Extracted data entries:
BEGIN

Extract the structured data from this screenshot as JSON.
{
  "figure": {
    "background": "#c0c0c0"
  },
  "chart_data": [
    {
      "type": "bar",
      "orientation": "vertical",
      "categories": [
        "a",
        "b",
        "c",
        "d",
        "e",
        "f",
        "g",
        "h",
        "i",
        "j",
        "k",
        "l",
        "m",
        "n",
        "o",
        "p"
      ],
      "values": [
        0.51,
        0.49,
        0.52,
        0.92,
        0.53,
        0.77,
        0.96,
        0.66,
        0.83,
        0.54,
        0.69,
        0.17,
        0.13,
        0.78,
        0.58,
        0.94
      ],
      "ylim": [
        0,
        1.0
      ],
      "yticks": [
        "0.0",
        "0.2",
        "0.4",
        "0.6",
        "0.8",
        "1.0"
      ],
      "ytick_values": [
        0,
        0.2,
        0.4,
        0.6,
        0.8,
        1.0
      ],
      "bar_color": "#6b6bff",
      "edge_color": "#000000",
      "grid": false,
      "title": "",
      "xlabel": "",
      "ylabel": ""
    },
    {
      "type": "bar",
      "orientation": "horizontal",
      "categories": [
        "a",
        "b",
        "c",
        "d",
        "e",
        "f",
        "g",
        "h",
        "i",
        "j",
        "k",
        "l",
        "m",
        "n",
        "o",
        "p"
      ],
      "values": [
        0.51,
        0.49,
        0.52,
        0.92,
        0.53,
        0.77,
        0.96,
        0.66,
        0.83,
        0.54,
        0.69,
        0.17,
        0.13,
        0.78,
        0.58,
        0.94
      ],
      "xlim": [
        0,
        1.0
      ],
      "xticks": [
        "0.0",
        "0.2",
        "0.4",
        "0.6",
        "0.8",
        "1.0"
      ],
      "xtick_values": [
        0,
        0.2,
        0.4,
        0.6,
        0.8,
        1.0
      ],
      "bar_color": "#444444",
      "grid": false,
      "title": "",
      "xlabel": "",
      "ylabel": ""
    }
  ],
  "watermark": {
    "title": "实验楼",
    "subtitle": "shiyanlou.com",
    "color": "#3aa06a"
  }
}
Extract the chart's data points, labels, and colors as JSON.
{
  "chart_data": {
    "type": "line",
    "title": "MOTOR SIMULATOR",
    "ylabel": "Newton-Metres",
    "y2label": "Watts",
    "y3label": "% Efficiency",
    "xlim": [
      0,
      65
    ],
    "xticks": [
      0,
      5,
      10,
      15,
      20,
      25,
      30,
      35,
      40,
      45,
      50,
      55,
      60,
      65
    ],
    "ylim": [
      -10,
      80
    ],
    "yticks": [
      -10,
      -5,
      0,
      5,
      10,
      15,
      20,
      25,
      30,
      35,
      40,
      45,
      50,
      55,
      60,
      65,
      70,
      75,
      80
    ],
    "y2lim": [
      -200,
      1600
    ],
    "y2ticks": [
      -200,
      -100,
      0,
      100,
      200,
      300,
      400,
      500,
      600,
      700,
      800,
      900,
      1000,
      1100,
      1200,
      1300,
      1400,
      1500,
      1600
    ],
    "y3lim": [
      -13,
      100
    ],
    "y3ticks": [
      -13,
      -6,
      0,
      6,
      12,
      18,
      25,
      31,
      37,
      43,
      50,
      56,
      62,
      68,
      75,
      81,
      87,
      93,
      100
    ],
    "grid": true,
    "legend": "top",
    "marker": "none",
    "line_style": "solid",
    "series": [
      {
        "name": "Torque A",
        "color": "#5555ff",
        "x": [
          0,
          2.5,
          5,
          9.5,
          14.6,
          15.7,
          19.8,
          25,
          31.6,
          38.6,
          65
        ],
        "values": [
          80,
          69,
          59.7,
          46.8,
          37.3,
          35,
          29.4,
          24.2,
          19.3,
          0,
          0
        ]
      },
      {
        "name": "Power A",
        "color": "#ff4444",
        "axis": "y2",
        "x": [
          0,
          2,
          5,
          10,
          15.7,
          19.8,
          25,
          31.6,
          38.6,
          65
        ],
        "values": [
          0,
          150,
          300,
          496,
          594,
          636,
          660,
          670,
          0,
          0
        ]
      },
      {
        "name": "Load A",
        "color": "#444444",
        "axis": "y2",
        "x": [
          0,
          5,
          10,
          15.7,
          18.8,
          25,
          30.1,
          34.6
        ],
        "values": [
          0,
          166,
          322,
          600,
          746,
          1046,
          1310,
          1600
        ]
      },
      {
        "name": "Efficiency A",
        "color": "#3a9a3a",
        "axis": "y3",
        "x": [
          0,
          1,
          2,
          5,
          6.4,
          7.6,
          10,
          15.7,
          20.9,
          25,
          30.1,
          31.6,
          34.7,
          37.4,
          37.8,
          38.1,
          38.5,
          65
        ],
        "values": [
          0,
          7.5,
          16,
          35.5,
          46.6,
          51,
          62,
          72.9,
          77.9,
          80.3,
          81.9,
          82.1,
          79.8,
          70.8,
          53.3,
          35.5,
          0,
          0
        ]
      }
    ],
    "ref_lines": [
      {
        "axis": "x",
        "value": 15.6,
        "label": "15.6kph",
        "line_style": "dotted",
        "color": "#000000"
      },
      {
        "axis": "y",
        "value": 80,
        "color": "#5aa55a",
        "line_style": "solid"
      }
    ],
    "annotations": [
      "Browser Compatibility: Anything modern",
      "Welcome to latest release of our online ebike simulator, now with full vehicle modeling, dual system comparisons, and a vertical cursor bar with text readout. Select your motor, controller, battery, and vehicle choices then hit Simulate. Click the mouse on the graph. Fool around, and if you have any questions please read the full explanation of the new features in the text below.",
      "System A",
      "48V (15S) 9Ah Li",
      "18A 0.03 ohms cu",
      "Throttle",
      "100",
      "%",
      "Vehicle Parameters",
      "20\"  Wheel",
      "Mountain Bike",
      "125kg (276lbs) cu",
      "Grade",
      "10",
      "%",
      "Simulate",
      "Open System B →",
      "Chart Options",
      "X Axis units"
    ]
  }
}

END

Task directions ->
Write out every line of the preceding listing that contains "Efficiency".

Answer for the task ->
    "y3label": "% Efficiency",
        "name": "Efficiency A",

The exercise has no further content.